• THE DATA:

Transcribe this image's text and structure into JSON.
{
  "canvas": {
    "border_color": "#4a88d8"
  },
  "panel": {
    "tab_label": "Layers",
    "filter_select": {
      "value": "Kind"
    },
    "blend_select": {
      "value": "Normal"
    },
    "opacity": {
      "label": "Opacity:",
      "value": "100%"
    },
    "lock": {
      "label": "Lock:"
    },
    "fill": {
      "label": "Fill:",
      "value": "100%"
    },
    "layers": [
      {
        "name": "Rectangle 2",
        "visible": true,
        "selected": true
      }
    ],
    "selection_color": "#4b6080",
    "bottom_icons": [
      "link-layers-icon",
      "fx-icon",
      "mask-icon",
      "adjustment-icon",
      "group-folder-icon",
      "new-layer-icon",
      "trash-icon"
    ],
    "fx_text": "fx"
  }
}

• AIM:
Copy all the lines, exactly.

• OUTPUT BELOW:
Transcribe this image's text and structure into JSON.
{
  "canvas": {
    "border_color": "#4a88d8"
  },
  "panel": {
    "tab_label": "Layers",
    "filter_select": {
      "value": "Kind"
    },
    "blend_select": {
      "value": "Normal"
    },
    "opacity": {
      "label": "Opacity:",
      "value": "100%"
    },
    "lock": {
      "label": "Lock:"
    },
    "fill": {
      "label": "Fill:",
      "value": "100%"
    },
    "layers": [
      {
        "name": "Rectangle 2",
        "visible": true,
        "selected": true
      }
    ],
    "selection_color": "#4b6080",
    "bottom_icons": [
      "link-layers-icon",
      "fx-icon",
      "mask-icon",
      "adjustment-icon",
      "group-folder-icon",
      "new-layer-icon",
      "trash-icon"
    ],
    "fx_text": "fx"
  }
}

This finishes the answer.